[[ EXTRACT PROVIDED open ]]

= BadgerCare =

Wisconsin public low-income healthcare coverage program

BadgerCare Plus, known informally as BadgerCare, is a public healthcare coverage program for low-income Wisconsin residents created by former governor Tommy Thompson and modified by former governor Jim Doyle. The Wisconsin Department of Health Services oversees the program's implementation.

== Origins ==
Before the implementation of the federally-funded State Children’s Health Insurance Program (SCHIP) initiative, Governor Tommy Thompson had wished to create a state-level family healthcare plan that used both Medicaid and SCHIP funds since his days in the state legislature.

BadgerCare was passed in the wake of the Clinton administration's social service overhaul (when Aid to Families with Dependent Children was replaced by Temporary Assistance for Needy Families) and launched in July 1999. The goal was to provide coverage to families with uninsured children who were transitioning from welfare to the workforce. The program's initial enrollment was 3,400 adolescents, but the total number of individuals covered by BadgerCare increased to 51,172 by November 2000.

Under the original conditions of BadgerCare, families could enroll if their net incomes were up to 185% of the federal poverty level (about $31,000 for a family of four in 2000) and could remain on BadgerCare as long as their incomes did not exceed 200% of the federal poverty level. Unlike Medicaid, a family applying for BadgerCare did not have to pass any sort of "asset test" to qualify.

[[ EXTRACT PROVIDED closed ]]

### TASK
Resume the article on BadgerCare from the point at which it ends. The items are not connected to the BadgerCare article.

[[ SUPPLIED DATA open ]]

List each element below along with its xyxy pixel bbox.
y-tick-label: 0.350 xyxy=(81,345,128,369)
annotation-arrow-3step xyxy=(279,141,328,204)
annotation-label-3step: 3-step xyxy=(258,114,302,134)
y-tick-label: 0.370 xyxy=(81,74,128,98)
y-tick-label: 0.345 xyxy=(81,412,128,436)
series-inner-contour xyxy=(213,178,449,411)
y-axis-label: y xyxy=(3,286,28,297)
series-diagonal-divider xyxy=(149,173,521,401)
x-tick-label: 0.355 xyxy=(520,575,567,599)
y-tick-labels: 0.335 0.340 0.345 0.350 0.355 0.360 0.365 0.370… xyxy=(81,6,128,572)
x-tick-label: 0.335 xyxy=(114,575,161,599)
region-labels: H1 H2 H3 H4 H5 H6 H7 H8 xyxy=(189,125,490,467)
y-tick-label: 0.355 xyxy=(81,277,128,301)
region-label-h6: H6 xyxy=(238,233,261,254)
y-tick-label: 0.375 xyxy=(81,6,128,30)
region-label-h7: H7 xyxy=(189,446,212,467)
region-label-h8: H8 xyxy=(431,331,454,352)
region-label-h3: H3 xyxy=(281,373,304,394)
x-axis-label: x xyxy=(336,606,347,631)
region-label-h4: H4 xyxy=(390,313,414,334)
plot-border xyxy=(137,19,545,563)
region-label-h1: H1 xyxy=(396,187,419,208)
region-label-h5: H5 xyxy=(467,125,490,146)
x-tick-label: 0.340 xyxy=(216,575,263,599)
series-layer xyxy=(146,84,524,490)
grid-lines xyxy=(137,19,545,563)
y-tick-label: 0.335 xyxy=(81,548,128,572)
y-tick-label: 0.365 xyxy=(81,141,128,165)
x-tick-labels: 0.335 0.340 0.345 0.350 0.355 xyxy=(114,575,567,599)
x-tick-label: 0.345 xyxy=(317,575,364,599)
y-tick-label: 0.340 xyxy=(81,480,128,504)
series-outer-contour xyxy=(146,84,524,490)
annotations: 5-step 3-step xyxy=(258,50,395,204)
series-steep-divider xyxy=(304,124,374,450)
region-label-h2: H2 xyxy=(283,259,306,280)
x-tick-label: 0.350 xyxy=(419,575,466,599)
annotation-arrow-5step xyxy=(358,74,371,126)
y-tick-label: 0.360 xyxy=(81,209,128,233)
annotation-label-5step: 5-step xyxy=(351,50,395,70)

[[ SUPPLIED DATA closed ]]

### RESPONSE FOR THIS EXERCISE
== Doyle administration (2003-2011) ==
In 2006, the Democratic-controlled Wisconsin Senate passed a bill nicknamed the "Healthy Wisconsin proposal" that would have created a near-universal health care system in Wisconsin similar to the Massachusetts health care reform of 2006 implemented by then-governor Mitt Romney. Like the Massachusetts plan and the Affordable Care Act, the Healthy Wisconsin proposal would have mandated insurance coverage for any individual not on Medicare or BadgerCare. The proposed plan would not cover dental or eye care, long-term care, nor unnecessary cosmetic surgery. The plan was to have been paid for by a $15 billion payroll tax, making it incredibly unpopular among the Republican-controlled Wisconsin Assembly, and Democratic governor Jim Doyle.

=== Transition to BadgerCare+ ===
Since Governor Doyle opposed the Senate's mandate plan, he chose instead to expand BadgerCare, claiming that 98% of Wisconsinites would have some form of health insurance under his expansion. Doyle called the revised program BadgerCare+ and included it in his 2007-2009 biennial budget. BadgerCare+ began functioning on February 1, 2008.

According to a state document sent to healthcare providers in January 2008, BadgerCare+ expanded enrollment to:
- All uninsured children
- More pregnant women
- More parents and caretaker relatives
- Parents with children in foster care who are working to reunify their families
- Young adults exiting out-of-home care, such as foster care, because they have turned 18
- Certain farmers and other self-employed parents and caretaker relatives

The revised plan also covered tobacco cessation products such as nicotine gum.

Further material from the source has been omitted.